◆ PROBLEM:
Gather up the lines that contain "dodavanje".
====== GIVEN ENTRIES
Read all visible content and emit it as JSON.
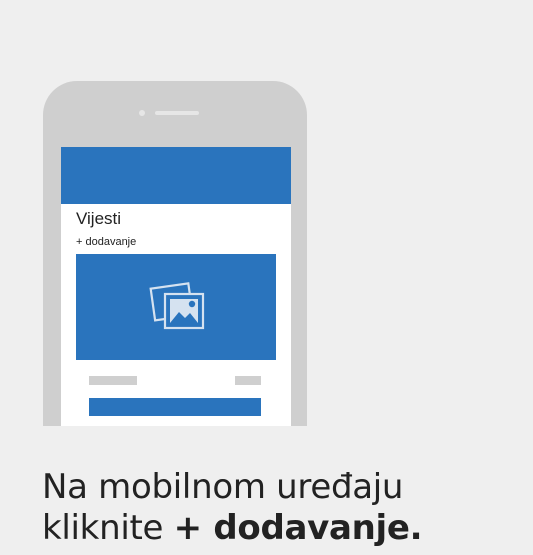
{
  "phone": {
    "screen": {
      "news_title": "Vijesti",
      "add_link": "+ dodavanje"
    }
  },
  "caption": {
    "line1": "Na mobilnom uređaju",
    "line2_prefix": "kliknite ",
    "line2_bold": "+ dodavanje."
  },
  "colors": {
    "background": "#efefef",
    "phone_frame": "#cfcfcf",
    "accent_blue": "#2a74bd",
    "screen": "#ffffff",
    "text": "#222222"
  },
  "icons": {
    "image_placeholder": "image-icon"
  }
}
============
◆ SOLUTION:
      "add_link": "+ dodavanje"
    "line2_bold": "+ dodavanje."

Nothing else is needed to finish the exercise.